» TASK SET:
1) In the note on recession-proof stocks, which two companies does Nomura describe as cash-flow-negative?
2) In the Nomura recession note, take the passage that begins at the words "In a note published" and stops after "specifically, as recession-proof.", and switch "Monday" to "Tuesday".

» QUOTED PASSAGE:
□ □ □ □ □

In the event of a recession, Nomura analysts like Chewy, Amazon, Facebook and Alphabet—but not Netflix.

In a note published Monday, Nomura Instinet looked for lessons from the 2008 recession and concluded that the “continued digital shift” will help internet stocks outperform if we see a recession in the near future. And Nomura frames e-commerce stocks, specifically, as recession-proof.

“Our analysis suggests that e-commerce stocks are among the best to own in such an environment, especially those whose end markets tend to be resistant to economic shocks,” the note says. “We believe Chewy (CHWY)... fits this profile, with pet-care spend actually growing through the 2008 downturn. Amazon (AMZN)... is also well-positioned as a general-purpose retailer. In Digital Media, we would prefer to remain overweight companies with strong balance sheets and dominant market positions, such as Alphabet and Facebook.”

Netflix (NFLX) and Snap (SNAP), Nomura writes, don’t pass the same test—nor does the entire interactive entertainment space.

“We would be cautious regarding cash-flow-negative companies, such as Snap and Netflix, and those companies exposed to cyclical or discretionary end markets, such as ANGI Homeservices [parent company of HomeAdvisor and Angie’s List] and the Interactive Entertainment sector.”

□ □ □ □ □

(Document layout detection data)
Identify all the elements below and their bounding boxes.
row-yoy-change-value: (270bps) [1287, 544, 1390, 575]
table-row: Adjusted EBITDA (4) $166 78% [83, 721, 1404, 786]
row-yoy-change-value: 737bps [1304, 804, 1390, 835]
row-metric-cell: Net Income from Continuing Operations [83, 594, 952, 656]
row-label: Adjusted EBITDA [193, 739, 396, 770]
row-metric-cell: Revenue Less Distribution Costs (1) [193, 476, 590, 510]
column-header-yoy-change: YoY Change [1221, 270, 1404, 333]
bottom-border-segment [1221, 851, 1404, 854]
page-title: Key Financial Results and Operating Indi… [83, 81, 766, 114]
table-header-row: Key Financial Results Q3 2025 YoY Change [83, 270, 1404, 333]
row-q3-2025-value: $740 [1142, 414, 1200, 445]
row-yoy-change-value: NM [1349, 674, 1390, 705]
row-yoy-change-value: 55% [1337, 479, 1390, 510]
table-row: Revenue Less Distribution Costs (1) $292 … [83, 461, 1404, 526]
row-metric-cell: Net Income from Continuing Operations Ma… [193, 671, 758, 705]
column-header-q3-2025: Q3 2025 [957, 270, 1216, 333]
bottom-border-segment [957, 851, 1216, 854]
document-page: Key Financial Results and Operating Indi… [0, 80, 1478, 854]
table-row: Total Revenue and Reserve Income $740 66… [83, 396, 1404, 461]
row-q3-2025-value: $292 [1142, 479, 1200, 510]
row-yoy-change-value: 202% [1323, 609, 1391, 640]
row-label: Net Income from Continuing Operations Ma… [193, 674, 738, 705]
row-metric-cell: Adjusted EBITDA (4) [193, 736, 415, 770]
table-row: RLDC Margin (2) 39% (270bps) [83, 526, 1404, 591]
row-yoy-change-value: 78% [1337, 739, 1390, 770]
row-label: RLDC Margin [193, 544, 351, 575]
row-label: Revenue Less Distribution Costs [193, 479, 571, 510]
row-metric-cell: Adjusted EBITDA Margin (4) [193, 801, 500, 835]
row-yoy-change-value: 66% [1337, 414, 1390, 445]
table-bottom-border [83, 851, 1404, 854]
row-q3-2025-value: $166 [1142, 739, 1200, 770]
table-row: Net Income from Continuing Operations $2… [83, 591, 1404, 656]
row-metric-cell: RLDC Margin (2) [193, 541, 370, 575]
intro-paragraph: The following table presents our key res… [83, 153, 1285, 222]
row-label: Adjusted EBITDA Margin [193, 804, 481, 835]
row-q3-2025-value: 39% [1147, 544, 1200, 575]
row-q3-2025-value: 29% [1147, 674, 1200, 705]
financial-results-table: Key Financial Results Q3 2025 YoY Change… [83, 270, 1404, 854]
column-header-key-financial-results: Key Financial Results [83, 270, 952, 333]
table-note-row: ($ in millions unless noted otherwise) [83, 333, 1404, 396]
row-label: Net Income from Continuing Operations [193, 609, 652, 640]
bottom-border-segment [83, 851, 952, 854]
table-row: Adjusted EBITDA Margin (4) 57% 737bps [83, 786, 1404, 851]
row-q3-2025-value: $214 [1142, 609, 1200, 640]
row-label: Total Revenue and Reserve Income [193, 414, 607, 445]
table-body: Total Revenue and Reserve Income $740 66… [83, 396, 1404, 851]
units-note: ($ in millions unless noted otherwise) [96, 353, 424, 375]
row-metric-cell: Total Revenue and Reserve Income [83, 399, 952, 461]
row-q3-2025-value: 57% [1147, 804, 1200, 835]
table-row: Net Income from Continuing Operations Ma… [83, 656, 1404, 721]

□ □ □ □ □

» EXERCISE SOLUTIONS:
1) Snap and Netflix.

2)
In a note published Tuesday, Nomura Instinet looked for lessons from the 2008 recession and concluded that the “continued digital shift” will help internet stocks outperform if we see a recession in the near future. And Nomura frames e-commerce stocks, specifically, as recession-proof.